Problem to solve:
Images do not belong in the copy. Retype all the entries below exactly.

☆ ☆ ☆ ☆ ☆

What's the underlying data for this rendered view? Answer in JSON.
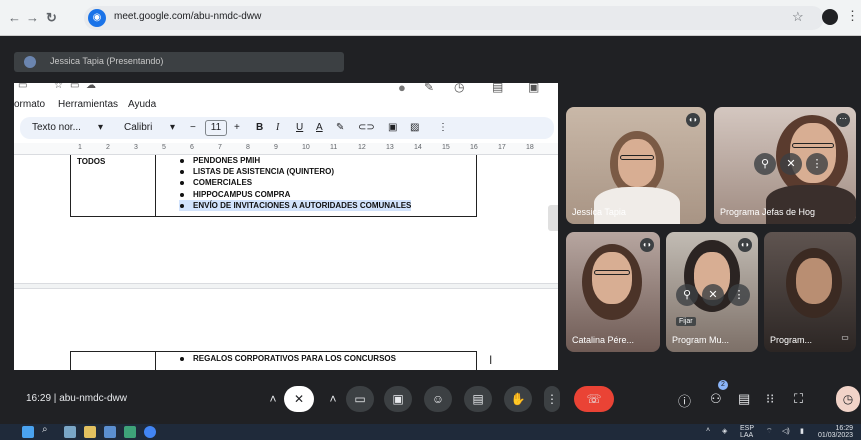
{
  "browser": {
    "url": "meet.google.com/abu-nmdc-dww",
    "icons": {
      "back": "back-icon",
      "forward": "forward-icon",
      "reload": "reload-icon",
      "bookmark": "star-icon",
      "menu": "kebab-icon"
    }
  },
  "meet": {
    "presenter_label": "Jessica Tapia (Presentando)",
    "meeting_time": "16:29",
    "meeting_code": "abu-nmdc-dww",
    "participants_badge": "2"
  },
  "doc": {
    "menu": [
      "ormato",
      "Herramientas",
      "Ayuda"
    ],
    "toolbar": {
      "style": "Texto nor...",
      "font": "Calibri",
      "size": "11"
    },
    "ruler": [
      "1",
      "2",
      "3",
      "5",
      "6",
      "7",
      "8",
      "9",
      "10",
      "11",
      "12",
      "13",
      "14",
      "15",
      "16",
      "17",
      "18"
    ],
    "table1": {
      "category": "TODOS",
      "items": [
        "PENDONES PMIH",
        "LISTAS DE ASISTENCIA (QUINTERO)",
        "COMERCIALES",
        "HIPPOCAMPUS COMPRA",
        "ENVÍO DE INVITACIONES A AUTORIDADES COMUNALES"
      ]
    },
    "table2": {
      "items": [
        "REGALOS CORPORATIVOS PARA LOS CONCURSOS"
      ]
    }
  },
  "tiles": [
    {
      "name": "Jessica Tapia"
    },
    {
      "name": "Programa Jefas de Hog"
    },
    {
      "name": "Catalina Pére..."
    },
    {
      "name": "Program  Mu...",
      "pin_label": "Fijar"
    },
    {
      "name": "Program..."
    }
  ],
  "taskbar": {
    "lang": "ESP",
    "lang2": "LAA",
    "time": "16:29",
    "date": "01/03/2023"
  },
  "colors": {
    "meet_bg": "#202124",
    "leave": "#ea4335",
    "doc_toolbar": "#edf2fa"
  }
}
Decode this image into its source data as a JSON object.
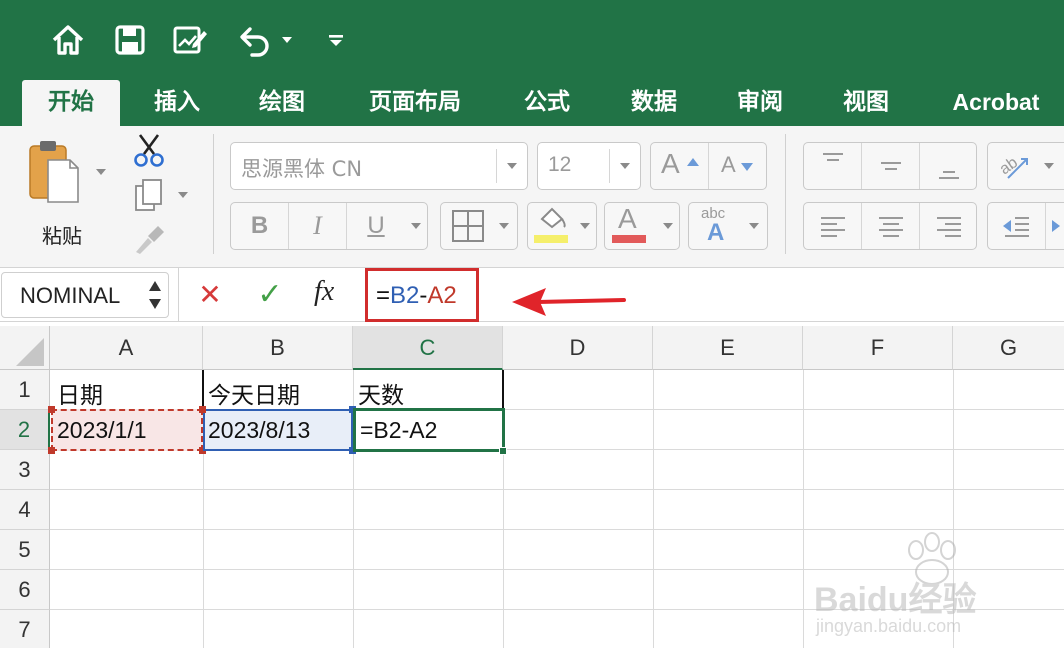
{
  "quick_access": {
    "icons": [
      "home-icon",
      "save-icon",
      "edit-icon",
      "undo-icon",
      "customize-icon"
    ]
  },
  "tabs": [
    {
      "label": "开始",
      "active": true
    },
    {
      "label": "插入"
    },
    {
      "label": "绘图"
    },
    {
      "label": "页面布局"
    },
    {
      "label": "公式"
    },
    {
      "label": "数据"
    },
    {
      "label": "审阅"
    },
    {
      "label": "视图"
    },
    {
      "label": "Acrobat"
    }
  ],
  "ribbon": {
    "paste_label": "粘贴",
    "font_name": "思源黑体 CN",
    "font_size": "12",
    "bold": "B",
    "italic": "I",
    "underline": "U",
    "font_color_letter": "A",
    "grow_letter": "A",
    "shrink_letter": "A",
    "abc_label": "abc",
    "highlight_color": "#f5ef6b",
    "font_color": "#e25a5a"
  },
  "formula_bar": {
    "name_box": "NOMINAL",
    "cancel_symbol": "✕",
    "enter_symbol": "✓",
    "fx_label": "fx",
    "formula_parts": [
      {
        "text": "=",
        "color": "#111111"
      },
      {
        "text": "B2",
        "color": "#2f5fb3"
      },
      {
        "text": "-",
        "color": "#111111"
      },
      {
        "text": "A2",
        "color": "#c0392b"
      }
    ]
  },
  "sheet": {
    "columns": [
      "A",
      "B",
      "C",
      "D",
      "E",
      "F",
      "G"
    ],
    "selected_column": "C",
    "rows": [
      "1",
      "2",
      "3",
      "4",
      "5",
      "6",
      "7"
    ],
    "selected_row": "2",
    "cells": {
      "A1": "日期",
      "B1": "今天日期",
      "C1": "天数",
      "A2": "2023/1/1",
      "B2": "2023/8/13",
      "C2": "=B2-A2"
    }
  },
  "colors": {
    "title_bar": "#217346",
    "highlight_box": "#d12d2d",
    "ref_a2": "#c0392b",
    "ref_b2": "#2f5fb3",
    "active_cell": "#217346"
  },
  "watermark": {
    "brand": "Baidu经验",
    "url": "jingyan.baidu.com"
  }
}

☆ ☆ ☆ ☆ ☆

Written solution:
What's the underlying data for this rendered view? Answer in JSON.
{
  "browser": {
    "url": "meet.google.com/abu-nmdc-dww",
    "icons": {
      "back": "back-icon",
      "forward": "forward-icon",
      "reload": "reload-icon",
      "bookmark": "star-icon",
      "menu": "kebab-icon"
    }
  },
  "meet": {
    "presenter_label": "Jessica Tapia (Presentando)",
    "meeting_time": "16:29",
    "meeting_code": "abu-nmdc-dww",
    "participants_badge": "2"
  },
  "doc": {
    "menu": [
      "ormato",
      "Herramientas",
      "Ayuda"
    ],
    "toolbar": {
      "style": "Texto nor...",
      "font": "Calibri",
      "size": "11"
    },
    "ruler": [
      "1",
      "2",
      "3",
      "5",
      "6",
      "7",
      "8",
      "9",
      "10",
      "11",
      "12",
      "13",
      "14",
      "15",
      "16",
      "17",
      "18"
    ],
    "table1": {
      "category": "TODOS",
      "items": [
        "PENDONES PMIH",
        "LISTAS DE ASISTENCIA (QUINTERO)",
        "COMERCIALES",
        "HIPPOCAMPUS COMPRA",
        "ENVÍO DE INVITACIONES A AUTORIDADES COMUNALES"
      ]
    },
    "table2": {
      "items": [
        "REGALOS CORPORATIVOS PARA LOS CONCURSOS"
      ]
    }
  },
  "tiles": [
    {
      "name": "Jessica Tapia"
    },
    {
      "name": "Programa Jefas de Hog"
    },
    {
      "name": "Catalina Pére..."
    },
    {
      "name": "Program  Mu...",
      "pin_label": "Fijar"
    },
    {
      "name": "Program..."
    }
  ],
  "taskbar": {
    "lang": "ESP",
    "lang2": "LAA",
    "time": "16:29",
    "date": "01/03/2023"
  },
  "colors": {
    "meet_bg": "#202124",
    "leave": "#ea4335",
    "doc_toolbar": "#edf2fa"
  }
}
Decode this image into its source data as a JSON object.
{
  "quick_access": {
    "icons": [
      "home-icon",
      "save-icon",
      "edit-icon",
      "undo-icon",
      "customize-icon"
    ]
  },
  "tabs": [
    {
      "label": "开始",
      "active": true
    },
    {
      "label": "插入"
    },
    {
      "label": "绘图"
    },
    {
      "label": "页面布局"
    },
    {
      "label": "公式"
    },
    {
      "label": "数据"
    },
    {
      "label": "审阅"
    },
    {
      "label": "视图"
    },
    {
      "label": "Acrobat"
    }
  ],
  "ribbon": {
    "paste_label": "粘贴",
    "font_name": "思源黑体 CN",
    "font_size": "12",
    "bold": "B",
    "italic": "I",
    "underline": "U",
    "font_color_letter": "A",
    "grow_letter": "A",
    "shrink_letter": "A",
    "abc_label": "abc",
    "highlight_color": "#f5ef6b",
    "font_color": "#e25a5a"
  },
  "formula_bar": {
    "name_box": "NOMINAL",
    "cancel_symbol": "✕",
    "enter_symbol": "✓",
    "fx_label": "fx",
    "formula_parts": [
      {
        "text": "=",
        "color": "#111111"
      },
      {
        "text": "B2",
        "color": "#2f5fb3"
      },
      {
        "text": "-",
        "color": "#111111"
      },
      {
        "text": "A2",
        "color": "#c0392b"
      }
    ]
  },
  "sheet": {
    "columns": [
      "A",
      "B",
      "C",
      "D",
      "E",
      "F",
      "G"
    ],
    "selected_column": "C",
    "rows": [
      "1",
      "2",
      "3",
      "4",
      "5",
      "6",
      "7"
    ],
    "selected_row": "2",
    "cells": {
      "A1": "日期",
      "B1": "今天日期",
      "C1": "天数",
      "A2": "2023/1/1",
      "B2": "2023/8/13",
      "C2": "=B2-A2"
    }
  },
  "colors": {
    "title_bar": "#217346",
    "highlight_box": "#d12d2d",
    "ref_a2": "#c0392b",
    "ref_b2": "#2f5fb3",
    "active_cell": "#217346"
  },
  "watermark": {
    "brand": "Baidu经验",
    "url": "jingyan.baidu.com"
  }
}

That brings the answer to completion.